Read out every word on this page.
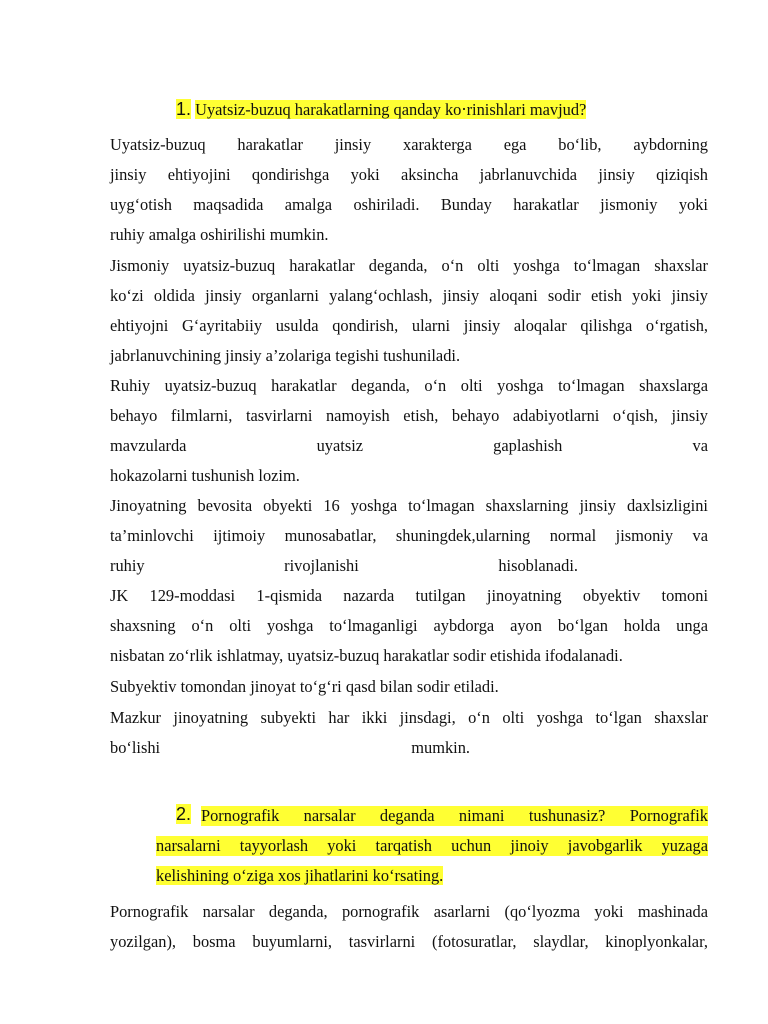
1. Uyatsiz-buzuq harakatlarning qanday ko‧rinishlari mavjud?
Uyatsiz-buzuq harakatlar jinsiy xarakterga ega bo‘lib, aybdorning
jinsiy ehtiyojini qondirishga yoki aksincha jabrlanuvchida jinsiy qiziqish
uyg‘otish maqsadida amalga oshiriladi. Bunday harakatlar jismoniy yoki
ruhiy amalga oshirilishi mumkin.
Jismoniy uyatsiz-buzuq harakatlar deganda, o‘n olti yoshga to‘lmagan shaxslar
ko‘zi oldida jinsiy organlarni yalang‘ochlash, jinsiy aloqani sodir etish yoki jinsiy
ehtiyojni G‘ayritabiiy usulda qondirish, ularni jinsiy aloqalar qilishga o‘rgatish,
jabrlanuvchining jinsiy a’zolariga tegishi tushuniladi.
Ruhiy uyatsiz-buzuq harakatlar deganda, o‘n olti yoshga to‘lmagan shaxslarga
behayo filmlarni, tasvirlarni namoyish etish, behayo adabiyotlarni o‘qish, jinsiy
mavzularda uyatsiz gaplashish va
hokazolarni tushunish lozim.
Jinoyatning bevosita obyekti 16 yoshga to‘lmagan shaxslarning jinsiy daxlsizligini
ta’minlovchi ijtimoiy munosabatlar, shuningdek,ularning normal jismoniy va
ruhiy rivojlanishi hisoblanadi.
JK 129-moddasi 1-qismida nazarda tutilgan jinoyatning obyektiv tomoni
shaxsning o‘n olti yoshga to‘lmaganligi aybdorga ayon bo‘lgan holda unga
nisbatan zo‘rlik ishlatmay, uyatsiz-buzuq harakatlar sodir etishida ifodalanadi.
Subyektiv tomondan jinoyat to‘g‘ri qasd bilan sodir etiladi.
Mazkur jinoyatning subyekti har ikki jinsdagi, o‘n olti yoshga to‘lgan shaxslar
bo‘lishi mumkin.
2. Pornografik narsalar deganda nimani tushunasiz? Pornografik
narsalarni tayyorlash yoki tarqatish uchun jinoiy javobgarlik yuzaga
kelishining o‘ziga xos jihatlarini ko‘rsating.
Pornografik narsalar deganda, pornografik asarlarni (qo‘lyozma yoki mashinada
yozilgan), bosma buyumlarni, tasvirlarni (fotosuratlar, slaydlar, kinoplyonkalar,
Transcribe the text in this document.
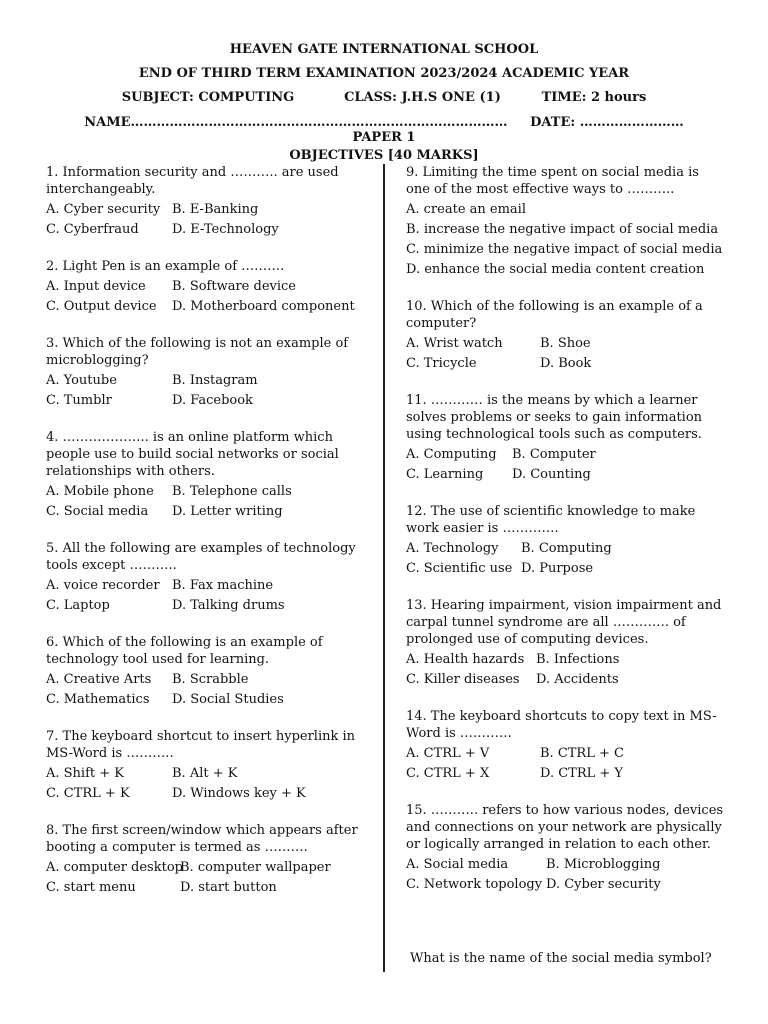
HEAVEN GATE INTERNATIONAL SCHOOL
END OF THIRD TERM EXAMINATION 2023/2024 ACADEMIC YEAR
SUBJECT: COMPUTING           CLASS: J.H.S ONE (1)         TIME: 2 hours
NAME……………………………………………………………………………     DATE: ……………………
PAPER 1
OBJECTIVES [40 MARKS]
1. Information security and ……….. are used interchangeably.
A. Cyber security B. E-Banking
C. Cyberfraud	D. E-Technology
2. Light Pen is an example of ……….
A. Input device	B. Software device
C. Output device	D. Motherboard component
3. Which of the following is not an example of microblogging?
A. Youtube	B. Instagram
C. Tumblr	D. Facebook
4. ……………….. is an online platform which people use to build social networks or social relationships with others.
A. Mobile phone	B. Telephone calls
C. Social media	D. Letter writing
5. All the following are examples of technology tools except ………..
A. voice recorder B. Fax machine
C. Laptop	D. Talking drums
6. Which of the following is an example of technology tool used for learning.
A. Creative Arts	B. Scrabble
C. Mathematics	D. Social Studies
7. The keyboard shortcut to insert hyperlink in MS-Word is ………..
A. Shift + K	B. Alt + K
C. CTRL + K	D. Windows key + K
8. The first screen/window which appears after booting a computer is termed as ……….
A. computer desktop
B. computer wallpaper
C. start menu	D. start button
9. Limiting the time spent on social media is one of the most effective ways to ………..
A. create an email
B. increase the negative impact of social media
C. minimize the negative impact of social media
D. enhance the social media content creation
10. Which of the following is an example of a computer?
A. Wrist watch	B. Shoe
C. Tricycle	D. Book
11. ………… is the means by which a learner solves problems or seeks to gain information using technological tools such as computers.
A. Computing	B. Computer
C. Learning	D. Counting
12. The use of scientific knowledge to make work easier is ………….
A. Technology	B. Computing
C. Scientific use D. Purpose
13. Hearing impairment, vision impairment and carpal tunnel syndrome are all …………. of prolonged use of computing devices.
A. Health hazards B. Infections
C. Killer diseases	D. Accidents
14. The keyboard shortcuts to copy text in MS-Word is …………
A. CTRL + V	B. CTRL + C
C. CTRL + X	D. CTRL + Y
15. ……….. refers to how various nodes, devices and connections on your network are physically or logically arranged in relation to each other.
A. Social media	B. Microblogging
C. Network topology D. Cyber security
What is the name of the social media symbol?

○ ○ ○ ○ ○

§ Task to carry out
Reproduce each line exactly, please, except for any pictures.

§ Task response
Read out every word on this page.
1. Uyatsiz-buzuq harakatlarning qanday ko‧rinishlari mavjud?
Uyatsiz-buzuq harakatlar jinsiy xarakterga ega bo‘lib, aybdorning
jinsiy ehtiyojini qondirishga yoki aksincha jabrlanuvchida jinsiy qiziqish
uyg‘otish maqsadida amalga oshiriladi. Bunday harakatlar jismoniy yoki
ruhiy amalga oshirilishi mumkin.
Jismoniy uyatsiz-buzuq harakatlar deganda, o‘n olti yoshga to‘lmagan shaxslar
ko‘zi oldida jinsiy organlarni yalang‘ochlash, jinsiy aloqani sodir etish yoki jinsiy
ehtiyojni G‘ayritabiiy usulda qondirish, ularni jinsiy aloqalar qilishga o‘rgatish,
jabrlanuvchining jinsiy a’zolariga tegishi tushuniladi.
Ruhiy uyatsiz-buzuq harakatlar deganda, o‘n olti yoshga to‘lmagan shaxslarga
behayo filmlarni, tasvirlarni namoyish etish, behayo adabiyotlarni o‘qish, jinsiy
mavzularda uyatsiz gaplashish va
hokazolarni tushunish lozim.
Jinoyatning bevosita obyekti 16 yoshga to‘lmagan shaxslarning jinsiy daxlsizligini
ta’minlovchi ijtimoiy munosabatlar, shuningdek,ularning normal jismoniy va
ruhiy rivojlanishi hisoblanadi.
JK 129-moddasi 1-qismida nazarda tutilgan jinoyatning obyektiv tomoni
shaxsning o‘n olti yoshga to‘lmaganligi aybdorga ayon bo‘lgan holda unga
nisbatan zo‘rlik ishlatmay, uyatsiz-buzuq harakatlar sodir etishida ifodalanadi.
Subyektiv tomondan jinoyat to‘g‘ri qasd bilan sodir etiladi.
Mazkur jinoyatning subyekti har ikki jinsdagi, o‘n olti yoshga to‘lgan shaxslar
bo‘lishi mumkin.
2. Pornografik narsalar deganda nimani tushunasiz? Pornografik
narsalarni tayyorlash yoki tarqatish uchun jinoiy javobgarlik yuzaga
kelishining o‘ziga xos jihatlarini ko‘rsating.
Pornografik narsalar deganda, pornografik asarlarni (qo‘lyozma yoki mashinada
yozilgan), bosma buyumlarni, tasvirlarni (fotosuratlar, slaydlar, kinoplyonkalar,
Transcribe the text in this document.
HEAVEN GATE INTERNATIONAL SCHOOL
END OF THIRD TERM EXAMINATION 2023/2024 ACADEMIC YEAR
SUBJECT: COMPUTING           CLASS: J.H.S ONE (1)         TIME: 2 hours
NAME……………………………………………………………………………     DATE: ……………………
PAPER 1
OBJECTIVES [40 MARKS]
1. Information security and ……….. are used interchangeably.
A. Cyber security B. E-Banking
C. Cyberfraud	D. E-Technology
2. Light Pen is an example of ……….
A. Input device	B. Software device
C. Output device	D. Motherboard component
3. Which of the following is not an example of microblogging?
A. Youtube	B. Instagram
C. Tumblr	D. Facebook
4. ……………….. is an online platform which people use to build social networks or social relationships with others.
A. Mobile phone	B. Telephone calls
C. Social media	D. Letter writing
5. All the following are examples of technology tools except ………..
A. voice recorder B. Fax machine
C. Laptop	D. Talking drums
6. Which of the following is an example of technology tool used for learning.
A. Creative Arts	B. Scrabble
C. Mathematics	D. Social Studies
7. The keyboard shortcut to insert hyperlink in MS-Word is ………..
A. Shift + K	B. Alt + K
C. CTRL + K	D. Windows key + K
8. The first screen/window which appears after booting a computer is termed as ……….
A. computer desktop
B. computer wallpaper
C. start menu	D. start button
9. Limiting the time spent on social media is one of the most effective ways to ………..
A. create an email
B. increase the negative impact of social media
C. minimize the negative impact of social media
D. enhance the social media content creation
10. Which of the following is an example of a computer?
A. Wrist watch	B. Shoe
C. Tricycle	D. Book
11. ………… is the means by which a learner solves problems or seeks to gain information using technological tools such as computers.
A. Computing	B. Computer
C. Learning	D. Counting
12. The use of scientific knowledge to make work easier is ………….
A. Technology	B. Computing
C. Scientific use D. Purpose
13. Hearing impairment, vision impairment and carpal tunnel syndrome are all …………. of prolonged use of computing devices.
A. Health hazards B. Infections
C. Killer diseases	D. Accidents
14. The keyboard shortcuts to copy text in MS-Word is …………
A. CTRL + V	B. CTRL + C
C. CTRL + X	D. CTRL + Y
15. ……….. refers to how various nodes, devices and connections on your network are physically or logically arranged in relation to each other.
A. Social media	B. Microblogging
C. Network topology D. Cyber security
What is the name of the social media symbol?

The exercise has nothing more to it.